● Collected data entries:
* * * * * * *
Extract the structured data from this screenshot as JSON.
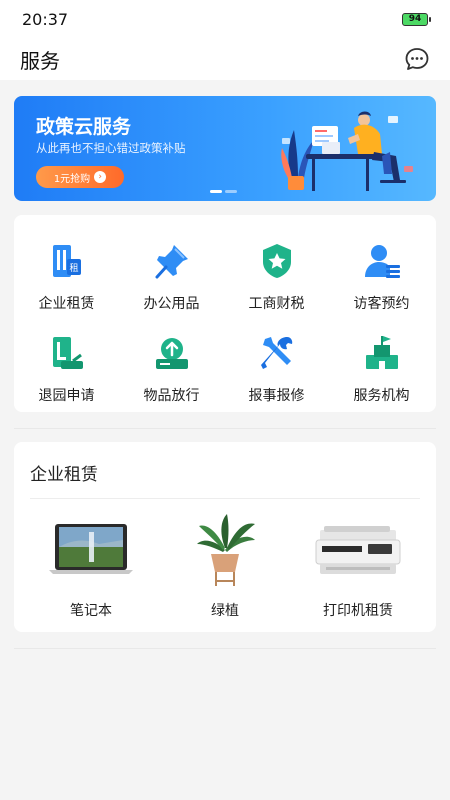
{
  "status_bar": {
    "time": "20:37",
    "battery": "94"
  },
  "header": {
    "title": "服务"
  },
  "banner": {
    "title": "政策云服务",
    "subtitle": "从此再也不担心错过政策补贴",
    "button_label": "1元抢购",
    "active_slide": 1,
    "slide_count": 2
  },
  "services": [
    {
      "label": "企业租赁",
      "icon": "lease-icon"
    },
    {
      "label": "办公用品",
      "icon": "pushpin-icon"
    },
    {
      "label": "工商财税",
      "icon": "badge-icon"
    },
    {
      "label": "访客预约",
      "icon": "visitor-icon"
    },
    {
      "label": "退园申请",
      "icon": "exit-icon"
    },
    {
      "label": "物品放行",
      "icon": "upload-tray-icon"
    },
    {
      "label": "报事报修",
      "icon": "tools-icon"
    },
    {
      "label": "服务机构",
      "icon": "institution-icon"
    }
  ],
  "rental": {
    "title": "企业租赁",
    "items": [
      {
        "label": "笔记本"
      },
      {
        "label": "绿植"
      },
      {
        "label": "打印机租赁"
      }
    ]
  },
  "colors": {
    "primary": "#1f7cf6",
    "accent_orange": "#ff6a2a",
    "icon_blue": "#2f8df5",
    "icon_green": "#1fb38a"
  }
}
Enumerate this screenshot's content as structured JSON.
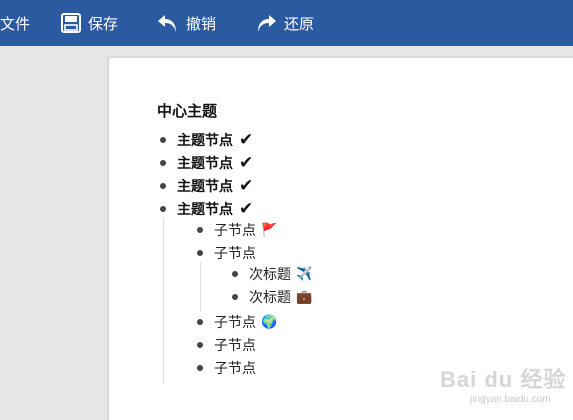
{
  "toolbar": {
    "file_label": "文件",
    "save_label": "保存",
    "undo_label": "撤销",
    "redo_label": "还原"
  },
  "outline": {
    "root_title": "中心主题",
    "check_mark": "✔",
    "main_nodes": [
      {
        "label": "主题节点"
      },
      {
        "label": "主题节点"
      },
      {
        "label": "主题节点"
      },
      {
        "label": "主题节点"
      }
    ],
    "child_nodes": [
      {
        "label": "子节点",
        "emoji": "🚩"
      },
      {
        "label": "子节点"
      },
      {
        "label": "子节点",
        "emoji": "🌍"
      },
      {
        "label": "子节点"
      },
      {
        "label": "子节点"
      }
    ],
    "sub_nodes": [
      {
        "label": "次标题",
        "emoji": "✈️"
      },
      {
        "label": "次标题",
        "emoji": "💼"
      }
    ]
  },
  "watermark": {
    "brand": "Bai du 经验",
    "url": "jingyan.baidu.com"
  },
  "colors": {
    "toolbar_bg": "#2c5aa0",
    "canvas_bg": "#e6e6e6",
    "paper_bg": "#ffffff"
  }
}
* * * * * * *
● DIRECTIONS FOR THIS TASK: Print the complete listing exactly, apart from any pictures.

● RESPONSE TO THIS EXERCISE:
Extract the structured data from this screenshot as JSON.
{
  "status_bar": {
    "time": "20:37",
    "battery": "94"
  },
  "header": {
    "title": "服务"
  },
  "banner": {
    "title": "政策云服务",
    "subtitle": "从此再也不担心错过政策补贴",
    "button_label": "1元抢购",
    "active_slide": 1,
    "slide_count": 2
  },
  "services": [
    {
      "label": "企业租赁",
      "icon": "lease-icon"
    },
    {
      "label": "办公用品",
      "icon": "pushpin-icon"
    },
    {
      "label": "工商财税",
      "icon": "badge-icon"
    },
    {
      "label": "访客预约",
      "icon": "visitor-icon"
    },
    {
      "label": "退园申请",
      "icon": "exit-icon"
    },
    {
      "label": "物品放行",
      "icon": "upload-tray-icon"
    },
    {
      "label": "报事报修",
      "icon": "tools-icon"
    },
    {
      "label": "服务机构",
      "icon": "institution-icon"
    }
  ],
  "rental": {
    "title": "企业租赁",
    "items": [
      {
        "label": "笔记本"
      },
      {
        "label": "绿植"
      },
      {
        "label": "打印机租赁"
      }
    ]
  },
  "colors": {
    "primary": "#1f7cf6",
    "accent_orange": "#ff6a2a",
    "icon_blue": "#2f8df5",
    "icon_green": "#1fb38a"
  }
}
Enumerate this screenshot's content as structured JSON.
{
  "toolbar": {
    "file_label": "文件",
    "save_label": "保存",
    "undo_label": "撤销",
    "redo_label": "还原"
  },
  "outline": {
    "root_title": "中心主题",
    "check_mark": "✔",
    "main_nodes": [
      {
        "label": "主题节点"
      },
      {
        "label": "主题节点"
      },
      {
        "label": "主题节点"
      },
      {
        "label": "主题节点"
      }
    ],
    "child_nodes": [
      {
        "label": "子节点",
        "emoji": "🚩"
      },
      {
        "label": "子节点"
      },
      {
        "label": "子节点",
        "emoji": "🌍"
      },
      {
        "label": "子节点"
      },
      {
        "label": "子节点"
      }
    ],
    "sub_nodes": [
      {
        "label": "次标题",
        "emoji": "✈️"
      },
      {
        "label": "次标题",
        "emoji": "💼"
      }
    ]
  },
  "watermark": {
    "brand": "Bai du 经验",
    "url": "jingyan.baidu.com"
  },
  "colors": {
    "toolbar_bg": "#2c5aa0",
    "canvas_bg": "#e6e6e6",
    "paper_bg": "#ffffff"
  }
}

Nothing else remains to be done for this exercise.